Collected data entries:
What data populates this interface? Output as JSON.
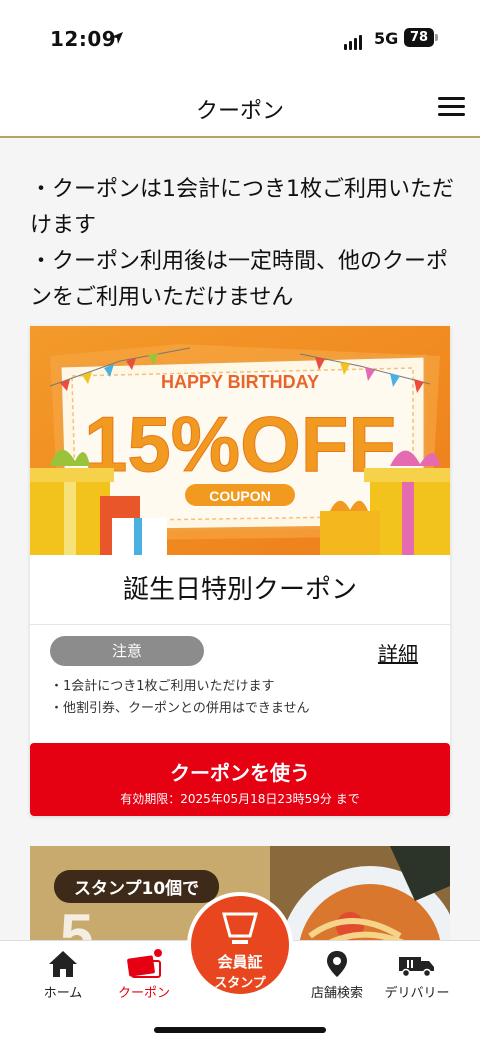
{
  "status_bar": {
    "time": "12:09",
    "network": "5G",
    "battery": "78"
  },
  "header": {
    "title": "クーポン"
  },
  "notice": {
    "line1": "・クーポンは1会計につき1枚ご利用いただけます",
    "line2": "・クーポン利用後は一定時間、他のクーポンをご利用いただけません"
  },
  "coupon": {
    "banner": {
      "top_text": "HAPPY BIRTHDAY",
      "discount": "15%OFF",
      "tag": "COUPON"
    },
    "name": "誕生日特別クーポン",
    "caution_label": "注意",
    "detail_link": "詳細",
    "rules": [
      "・1会計につき1枚ご利用いただけます",
      "・他割引券、クーポンとの併用はできません"
    ],
    "use_button": "クーポンを使う",
    "expiry": "有効期限：2025年05月18日23時59分 まで"
  },
  "coupon2": {
    "stamp_text": "スタンプ10個で"
  },
  "tabs": [
    {
      "label": "ホーム",
      "icon": "home-icon"
    },
    {
      "label": "クーポン",
      "icon": "ticket-icon",
      "active": true
    },
    {
      "label": "店舗検索",
      "icon": "location-pin-icon"
    },
    {
      "label": "デリバリー",
      "icon": "delivery-truck-icon"
    }
  ],
  "center_button": {
    "line1": "会員証",
    "line2": "スタンプ"
  },
  "colors": {
    "accent": "#e50012",
    "center": "#e8461e",
    "gold": "#b8a366"
  }
}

Goal: Write the records above out again exactly, with no pictures in your copy.

Written response:
What data populates this interface? Output as JSON.
{
  "status_bar": {
    "time": "12:09",
    "network": "5G",
    "battery": "78"
  },
  "header": {
    "title": "クーポン"
  },
  "notice": {
    "line1": "・クーポンは1会計につき1枚ご利用いただけます",
    "line2": "・クーポン利用後は一定時間、他のクーポンをご利用いただけません"
  },
  "coupon": {
    "banner": {
      "top_text": "HAPPY BIRTHDAY",
      "discount": "15%OFF",
      "tag": "COUPON"
    },
    "name": "誕生日特別クーポン",
    "caution_label": "注意",
    "detail_link": "詳細",
    "rules": [
      "・1会計につき1枚ご利用いただけます",
      "・他割引券、クーポンとの併用はできません"
    ],
    "use_button": "クーポンを使う",
    "expiry": "有効期限：2025年05月18日23時59分 まで"
  },
  "coupon2": {
    "stamp_text": "スタンプ10個で"
  },
  "tabs": [
    {
      "label": "ホーム",
      "icon": "home-icon"
    },
    {
      "label": "クーポン",
      "icon": "ticket-icon",
      "active": true
    },
    {
      "label": "店舗検索",
      "icon": "location-pin-icon"
    },
    {
      "label": "デリバリー",
      "icon": "delivery-truck-icon"
    }
  ],
  "center_button": {
    "line1": "会員証",
    "line2": "スタンプ"
  },
  "colors": {
    "accent": "#e50012",
    "center": "#e8461e",
    "gold": "#b8a366"
  }
}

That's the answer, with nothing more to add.